Stored records
· · ·

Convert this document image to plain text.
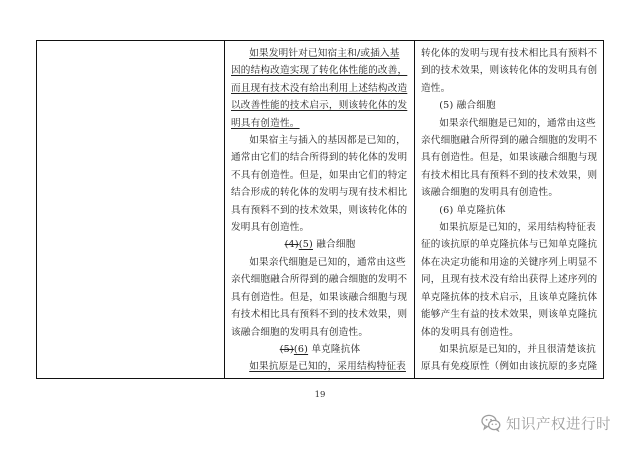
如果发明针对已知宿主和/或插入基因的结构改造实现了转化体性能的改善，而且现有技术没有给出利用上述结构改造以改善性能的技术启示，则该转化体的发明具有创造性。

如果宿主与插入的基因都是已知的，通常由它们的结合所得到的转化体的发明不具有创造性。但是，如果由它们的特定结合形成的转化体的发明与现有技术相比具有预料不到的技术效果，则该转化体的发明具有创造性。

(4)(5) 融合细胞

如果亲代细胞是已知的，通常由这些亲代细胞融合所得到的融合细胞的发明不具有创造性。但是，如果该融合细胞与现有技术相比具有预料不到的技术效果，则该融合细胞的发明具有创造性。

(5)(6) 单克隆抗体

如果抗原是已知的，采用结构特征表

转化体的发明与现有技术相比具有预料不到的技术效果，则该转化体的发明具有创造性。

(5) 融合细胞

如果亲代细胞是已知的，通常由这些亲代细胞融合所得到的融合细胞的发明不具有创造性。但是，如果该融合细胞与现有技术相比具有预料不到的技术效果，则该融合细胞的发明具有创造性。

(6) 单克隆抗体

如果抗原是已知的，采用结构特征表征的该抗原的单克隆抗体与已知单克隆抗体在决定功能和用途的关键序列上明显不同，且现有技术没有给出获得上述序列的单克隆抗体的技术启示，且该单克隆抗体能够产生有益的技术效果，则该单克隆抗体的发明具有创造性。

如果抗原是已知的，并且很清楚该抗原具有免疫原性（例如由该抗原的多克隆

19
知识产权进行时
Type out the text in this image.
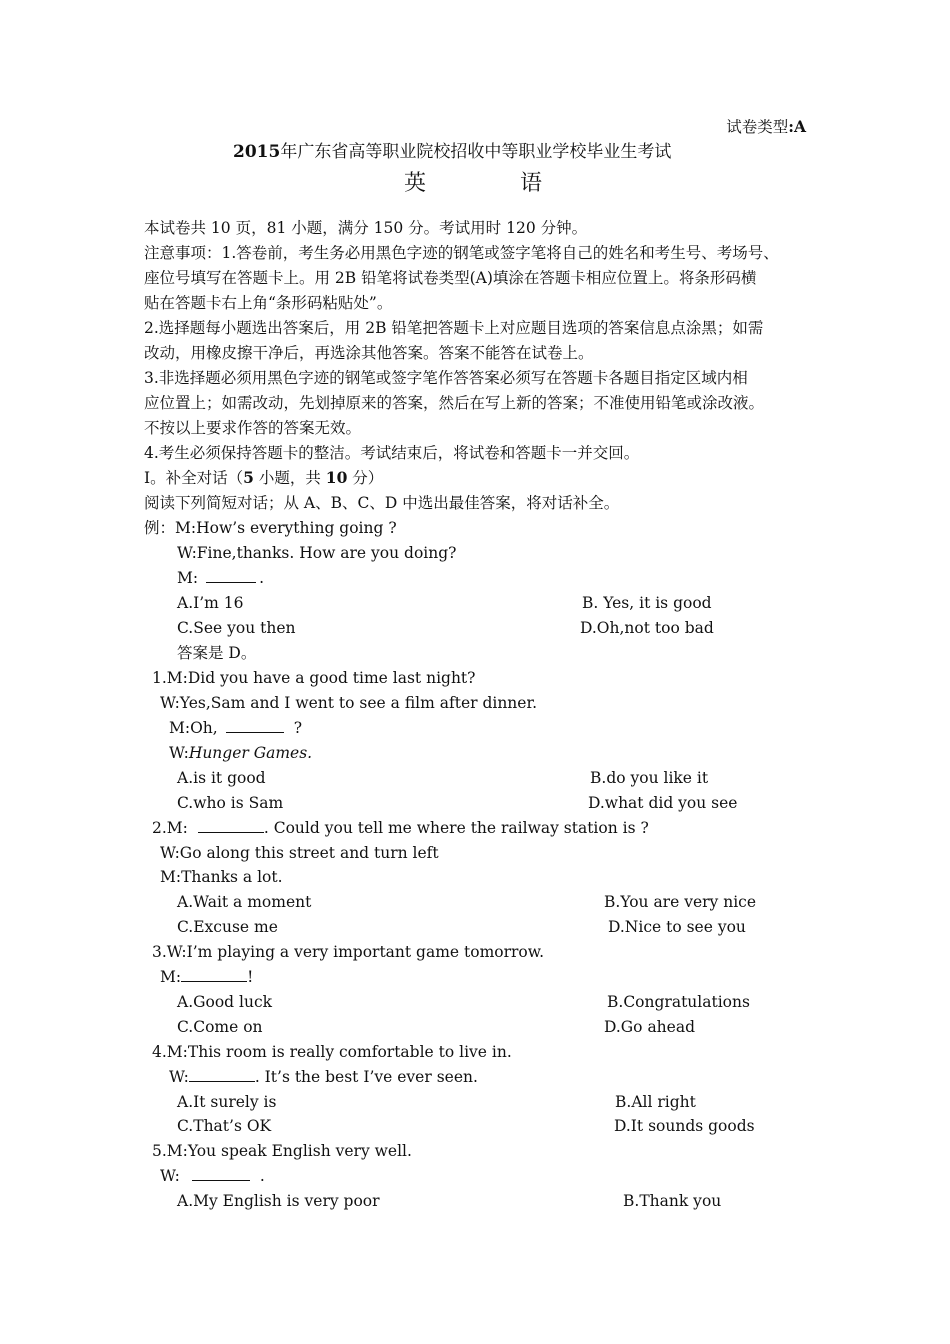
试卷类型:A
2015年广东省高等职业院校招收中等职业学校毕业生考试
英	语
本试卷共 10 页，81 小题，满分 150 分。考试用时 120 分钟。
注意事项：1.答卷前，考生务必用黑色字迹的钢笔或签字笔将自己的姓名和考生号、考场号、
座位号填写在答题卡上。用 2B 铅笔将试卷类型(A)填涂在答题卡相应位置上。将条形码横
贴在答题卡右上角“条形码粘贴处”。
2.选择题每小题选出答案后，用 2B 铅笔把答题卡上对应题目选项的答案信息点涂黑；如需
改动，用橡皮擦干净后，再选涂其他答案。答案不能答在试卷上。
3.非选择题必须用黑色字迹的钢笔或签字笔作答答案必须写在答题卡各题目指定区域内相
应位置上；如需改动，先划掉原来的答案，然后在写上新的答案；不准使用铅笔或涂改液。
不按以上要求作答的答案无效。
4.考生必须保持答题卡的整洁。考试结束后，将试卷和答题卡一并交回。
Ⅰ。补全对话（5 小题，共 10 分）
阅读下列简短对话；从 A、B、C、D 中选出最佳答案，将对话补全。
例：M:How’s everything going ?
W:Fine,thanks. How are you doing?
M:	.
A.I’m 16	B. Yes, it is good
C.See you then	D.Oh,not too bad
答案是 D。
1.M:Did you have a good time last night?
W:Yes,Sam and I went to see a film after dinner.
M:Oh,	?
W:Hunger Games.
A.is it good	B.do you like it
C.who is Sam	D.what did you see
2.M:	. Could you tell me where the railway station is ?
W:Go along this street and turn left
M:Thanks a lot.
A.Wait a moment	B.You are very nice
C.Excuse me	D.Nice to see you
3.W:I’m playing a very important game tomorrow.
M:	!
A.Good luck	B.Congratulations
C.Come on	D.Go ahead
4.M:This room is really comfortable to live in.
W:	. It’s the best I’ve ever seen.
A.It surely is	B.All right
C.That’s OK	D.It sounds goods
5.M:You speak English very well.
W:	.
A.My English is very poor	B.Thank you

· · ·

Reproduce the entries above exactly. Do not include the images.

▶ _COMPLETED TASK_
Convert this document image to plain text.
如果发明针对已知宿主和/或插入基因的结构改造实现了转化体性能的改善，而且现有技术没有给出利用上述结构改造以改善性能的技术启示，则该转化体的发明具有创造性。

如果宿主与插入的基因都是已知的，通常由它们的结合所得到的转化体的发明不具有创造性。但是，如果由它们的特定结合形成的转化体的发明与现有技术相比具有预料不到的技术效果，则该转化体的发明具有创造性。

(4)(5) 融合细胞

如果亲代细胞是已知的，通常由这些亲代细胞融合所得到的融合细胞的发明不具有创造性。但是，如果该融合细胞与现有技术相比具有预料不到的技术效果，则该融合细胞的发明具有创造性。

(5)(6) 单克隆抗体

如果抗原是已知的，采用结构特征表

转化体的发明与现有技术相比具有预料不到的技术效果，则该转化体的发明具有创造性。

(5) 融合细胞

如果亲代细胞是已知的，通常由这些亲代细胞融合所得到的融合细胞的发明不具有创造性。但是，如果该融合细胞与现有技术相比具有预料不到的技术效果，则该融合细胞的发明具有创造性。

(6) 单克隆抗体

如果抗原是已知的，采用结构特征表征的该抗原的单克隆抗体与已知单克隆抗体在决定功能和用途的关键序列上明显不同，且现有技术没有给出获得上述序列的单克隆抗体的技术启示，且该单克隆抗体能够产生有益的技术效果，则该单克隆抗体的发明具有创造性。

如果抗原是已知的，并且很清楚该抗原具有免疫原性（例如由该抗原的多克隆

19
知识产权进行时
Type out the text in this image.
试卷类型:A
2015年广东省高等职业院校招收中等职业学校毕业生考试
英	语
本试卷共 10 页，81 小题，满分 150 分。考试用时 120 分钟。
注意事项：1.答卷前，考生务必用黑色字迹的钢笔或签字笔将自己的姓名和考生号、考场号、
座位号填写在答题卡上。用 2B 铅笔将试卷类型(A)填涂在答题卡相应位置上。将条形码横
贴在答题卡右上角“条形码粘贴处”。
2.选择题每小题选出答案后，用 2B 铅笔把答题卡上对应题目选项的答案信息点涂黑；如需
改动，用橡皮擦干净后，再选涂其他答案。答案不能答在试卷上。
3.非选择题必须用黑色字迹的钢笔或签字笔作答答案必须写在答题卡各题目指定区域内相
应位置上；如需改动，先划掉原来的答案，然后在写上新的答案；不准使用铅笔或涂改液。
不按以上要求作答的答案无效。
4.考生必须保持答题卡的整洁。考试结束后，将试卷和答题卡一并交回。
Ⅰ。补全对话（5 小题，共 10 分）
阅读下列简短对话；从 A、B、C、D 中选出最佳答案，将对话补全。
例：M:How’s everything going ?
W:Fine,thanks. How are you doing?
M:	.
A.I’m 16	B. Yes, it is good
C.See you then	D.Oh,not too bad
答案是 D。
1.M:Did you have a good time last night?
W:Yes,Sam and I went to see a film after dinner.
M:Oh,	?
W:Hunger Games.
A.is it good	B.do you like it
C.who is Sam	D.what did you see
2.M:	. Could you tell me where the railway station is ?
W:Go along this street and turn left
M:Thanks a lot.
A.Wait a moment	B.You are very nice
C.Excuse me	D.Nice to see you
3.W:I’m playing a very important game tomorrow.
M:	!
A.Good luck	B.Congratulations
C.Come on	D.Go ahead
4.M:This room is really comfortable to live in.
W:	. It’s the best I’ve ever seen.
A.It surely is	B.All right
C.That’s OK	D.It sounds goods
5.M:You speak English very well.
W:	.
A.My English is very poor	B.Thank you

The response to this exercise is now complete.